LISTED RECORDS:
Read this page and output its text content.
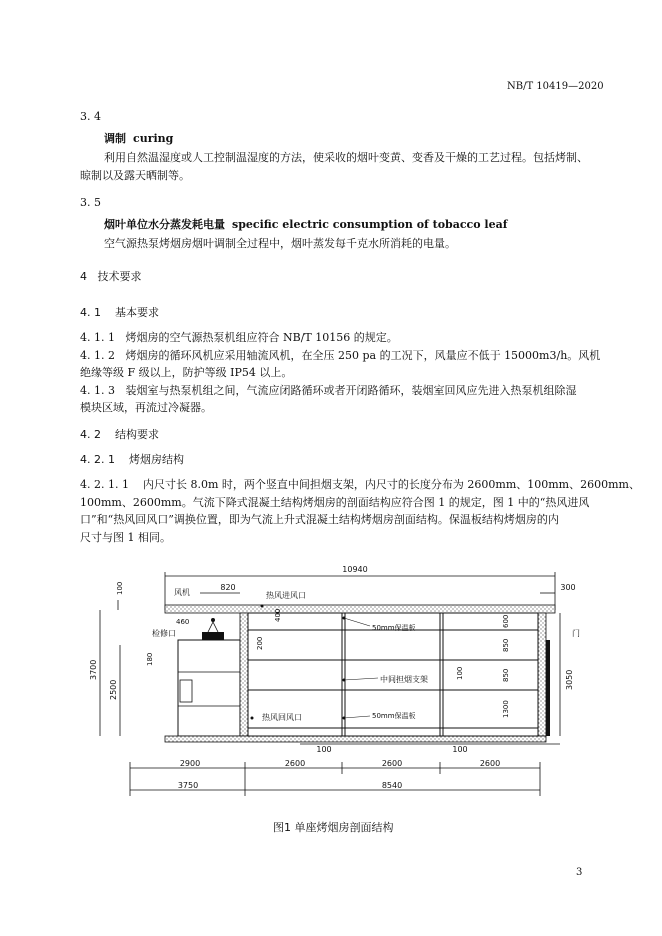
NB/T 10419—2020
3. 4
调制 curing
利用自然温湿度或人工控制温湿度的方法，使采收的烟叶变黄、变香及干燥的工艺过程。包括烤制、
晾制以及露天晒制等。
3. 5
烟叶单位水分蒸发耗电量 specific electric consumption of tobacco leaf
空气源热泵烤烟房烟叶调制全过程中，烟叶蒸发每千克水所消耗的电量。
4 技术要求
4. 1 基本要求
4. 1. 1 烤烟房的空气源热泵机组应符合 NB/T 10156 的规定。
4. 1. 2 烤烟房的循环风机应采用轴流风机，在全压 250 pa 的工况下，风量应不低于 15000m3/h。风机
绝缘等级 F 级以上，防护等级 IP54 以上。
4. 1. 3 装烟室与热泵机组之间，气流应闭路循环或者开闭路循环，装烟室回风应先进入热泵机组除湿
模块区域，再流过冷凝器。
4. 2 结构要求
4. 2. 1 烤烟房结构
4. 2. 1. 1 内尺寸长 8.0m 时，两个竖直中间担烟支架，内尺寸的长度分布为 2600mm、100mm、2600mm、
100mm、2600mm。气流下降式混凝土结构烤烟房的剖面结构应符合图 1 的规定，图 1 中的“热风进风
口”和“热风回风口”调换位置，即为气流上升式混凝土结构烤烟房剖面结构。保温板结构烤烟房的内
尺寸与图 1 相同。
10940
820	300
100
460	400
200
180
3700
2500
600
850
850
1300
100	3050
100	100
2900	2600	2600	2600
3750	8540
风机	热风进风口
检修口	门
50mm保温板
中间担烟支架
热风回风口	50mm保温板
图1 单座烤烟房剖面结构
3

==

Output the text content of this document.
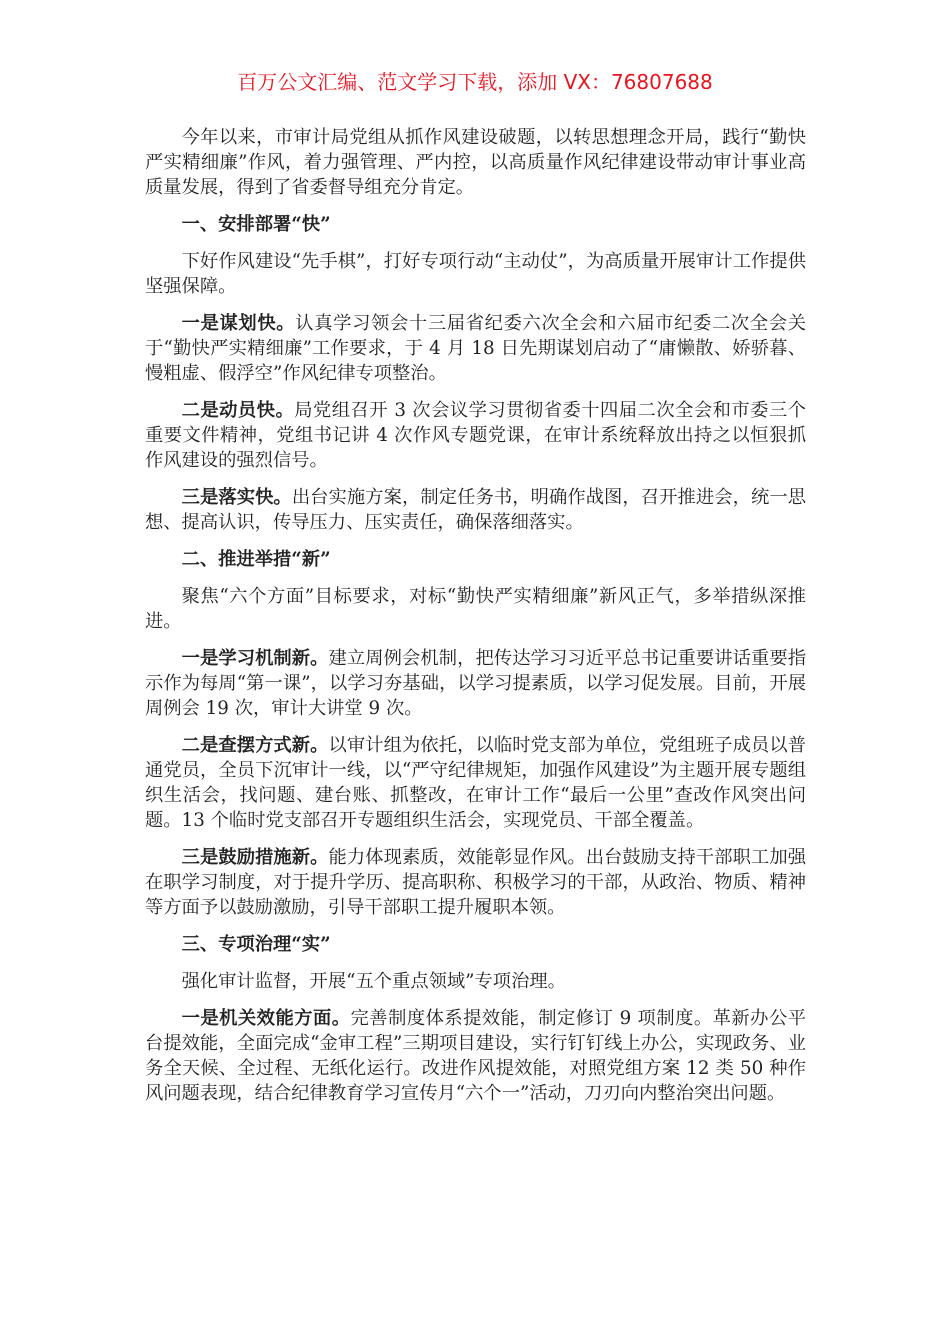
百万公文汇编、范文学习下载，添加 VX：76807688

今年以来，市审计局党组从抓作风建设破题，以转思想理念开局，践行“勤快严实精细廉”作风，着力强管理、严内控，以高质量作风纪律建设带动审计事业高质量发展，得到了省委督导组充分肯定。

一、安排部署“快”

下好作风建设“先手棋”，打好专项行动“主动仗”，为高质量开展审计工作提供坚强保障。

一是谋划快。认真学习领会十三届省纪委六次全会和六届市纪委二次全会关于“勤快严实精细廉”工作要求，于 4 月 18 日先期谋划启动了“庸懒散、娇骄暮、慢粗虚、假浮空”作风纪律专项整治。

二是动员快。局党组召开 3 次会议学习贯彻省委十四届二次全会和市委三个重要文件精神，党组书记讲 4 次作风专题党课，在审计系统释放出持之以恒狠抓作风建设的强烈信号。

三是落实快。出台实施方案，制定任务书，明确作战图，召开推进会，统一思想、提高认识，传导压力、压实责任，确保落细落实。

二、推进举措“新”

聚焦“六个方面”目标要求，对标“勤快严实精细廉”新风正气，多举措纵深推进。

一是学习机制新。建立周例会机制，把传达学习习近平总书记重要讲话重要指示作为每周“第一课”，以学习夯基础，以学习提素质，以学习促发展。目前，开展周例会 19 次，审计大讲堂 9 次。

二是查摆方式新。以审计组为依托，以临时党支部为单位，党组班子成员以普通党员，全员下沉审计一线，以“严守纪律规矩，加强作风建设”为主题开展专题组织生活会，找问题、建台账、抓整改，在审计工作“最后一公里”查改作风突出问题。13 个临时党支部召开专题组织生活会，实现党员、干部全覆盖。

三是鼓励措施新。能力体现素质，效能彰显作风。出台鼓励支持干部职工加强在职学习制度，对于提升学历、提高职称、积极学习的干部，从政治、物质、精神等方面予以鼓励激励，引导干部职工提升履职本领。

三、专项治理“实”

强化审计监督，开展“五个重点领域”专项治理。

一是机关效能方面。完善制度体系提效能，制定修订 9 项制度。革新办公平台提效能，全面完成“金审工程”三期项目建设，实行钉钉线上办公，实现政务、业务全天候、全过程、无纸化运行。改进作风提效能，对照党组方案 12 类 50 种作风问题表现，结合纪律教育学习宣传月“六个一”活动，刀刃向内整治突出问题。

TASK INSTRUCTIONS: Establish how many lines of the material above hold the word "content". Nothing but the count should be returned.

COMPLETE OUTPUT: 2